__Stated task__:
Scan the listing below for the word "should" and state how many lines hold it. Write nothing but the number.

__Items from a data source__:
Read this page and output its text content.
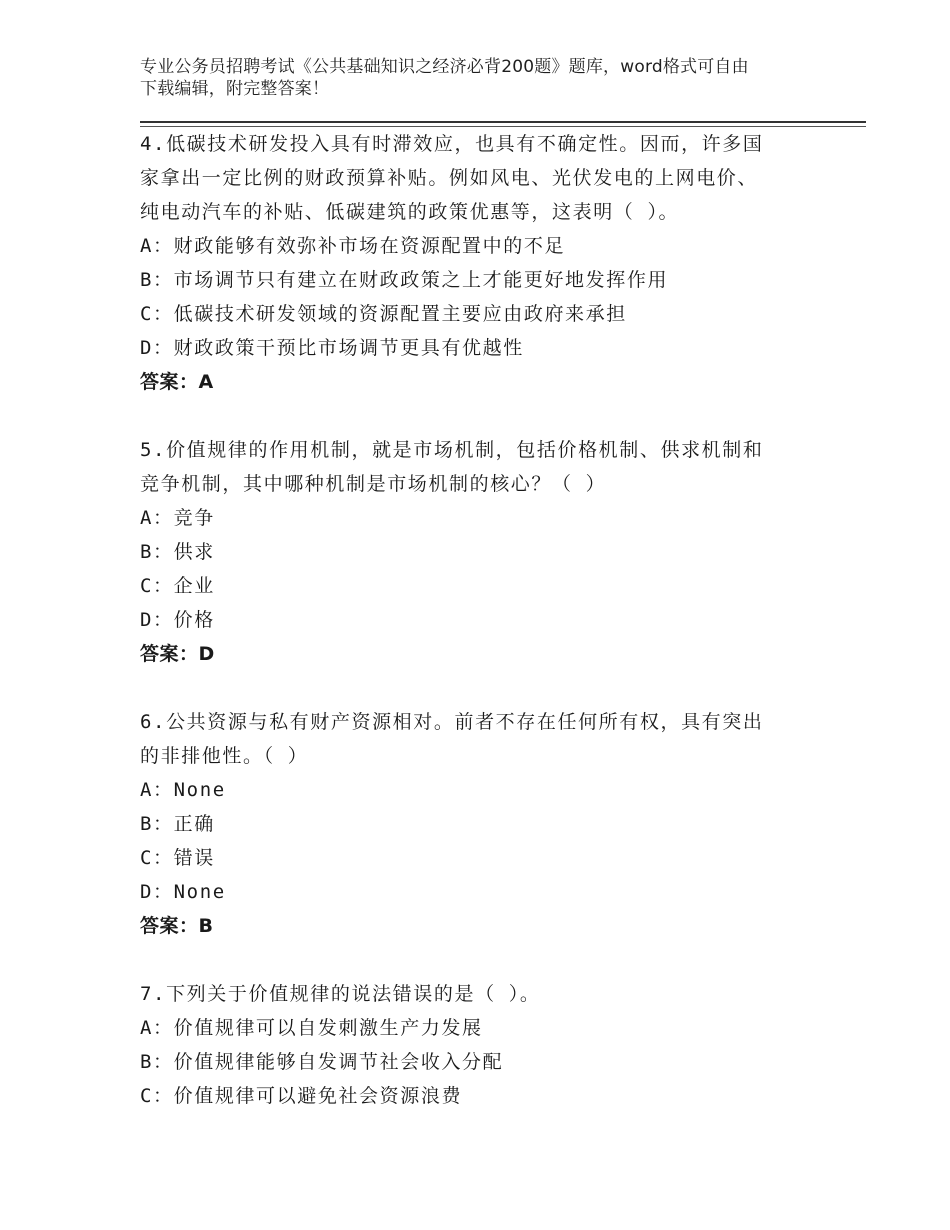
专业公务员招聘考试《公共基础知识之经济必背200题》题库，word格式可自由
下载编辑，附完整答案！
4.低碳技术研发投入具有时滞效应，也具有不确定性。因而，许多国
家拿出一定比例的财政预算补贴。例如风电、光伏发电的上网电价、
纯电动汽车的补贴、低碳建筑的政策优惠等，这表明（ ）。
A：财政能够有效弥补市场在资源配置中的不足
B：市场调节只有建立在财政政策之上才能更好地发挥作用
C：低碳技术研发领域的资源配置主要应由政府来承担
D：财政政策干预比市场调节更具有优越性
答案：A
5.价值规律的作用机制，就是市场机制，包括价格机制、供求机制和
竞争机制，其中哪种机制是市场机制的核心？（ ）
A：竞争
B：供求
C：企业
D：价格
答案：D
6.公共资源与私有财产资源相对。前者不存在任何所有权，具有突出
的非排他性。（ ）
A：None
B：正确
C：错误
D：None
答案：B
7.下列关于价值规律的说法错误的是（ ）。
A：价值规律可以自发刺激生产力发展
B：价值规律能够自发调节社会收入分配
C：价值规律可以避免社会资源浪费
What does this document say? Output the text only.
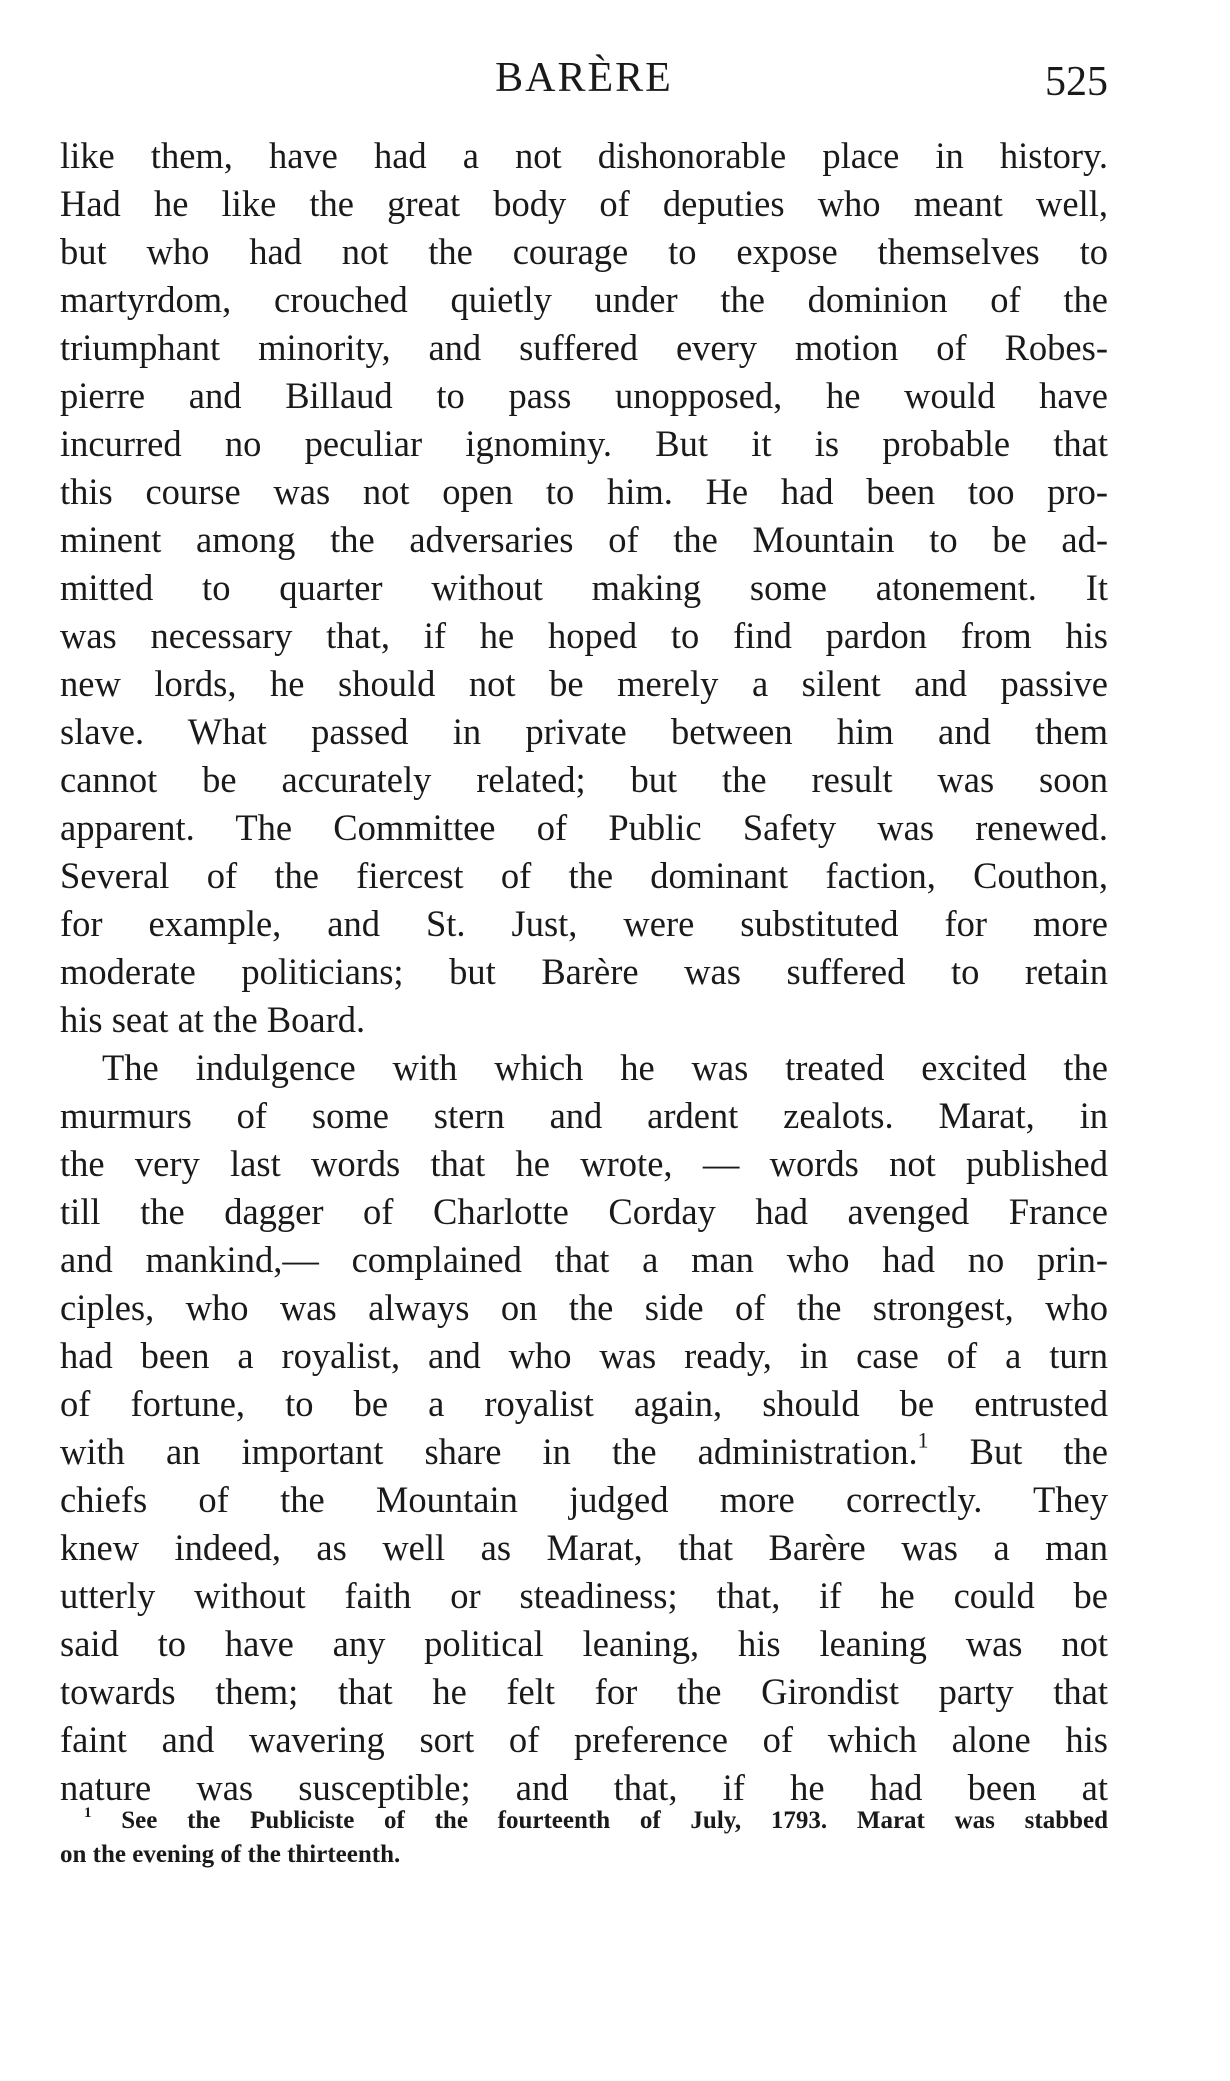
BARÈRE	525
like them, have had a not dishonorable place in history.
Had he like the great body of deputies who meant well,
but who had not the courage to expose themselves to
martyrdom, crouched quietly under the dominion of the
triumphant minority, and suffered every motion of Robes-
pierre and Billaud to pass unopposed, he would have
incurred no peculiar ignominy. But it is probable that
this course was not open to him. He had been too pro-
minent among the adversaries of the Mountain to be ad-
mitted to quarter without making some atonement. It
was necessary that, if he hoped to find pardon from his
new lords, he should not be merely a silent and passive
slave. What passed in private between him and them
cannot be accurately related; but the result was soon
apparent. The Committee of Public Safety was renewed.
Several of the fiercest of the dominant faction, Couthon,
for example, and St. Just, were substituted for more
moderate politicians; but Barère was suffered to retain
his seat at the Board.
The indulgence with which he was treated excited the
murmurs of some stern and ardent zealots. Marat, in
the very last words that he wrote, — words not published
till the dagger of Charlotte Corday had avenged France
and mankind,— complained that a man who had no prin-
ciples, who was always on the side of the strongest, who
had been a royalist, and who was ready, in case of a turn
of fortune, to be a royalist again, should be entrusted
with an important share in the administration.$^1$ But the
chiefs of the Mountain judged more correctly. They
knew indeed, as well as Marat, that Barère was a man
utterly without faith or steadiness; that, if he could be
said to have any political leaning, his leaning was not
towards them; that he felt for the Girondist party that
faint and wavering sort of preference of which alone his
nature was susceptible; and that, if he had been at
$^1$ See the Publiciste of the fourteenth of July, 1793. Marat was stabbed
on the evening of the thirteenth.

__Full output__:
2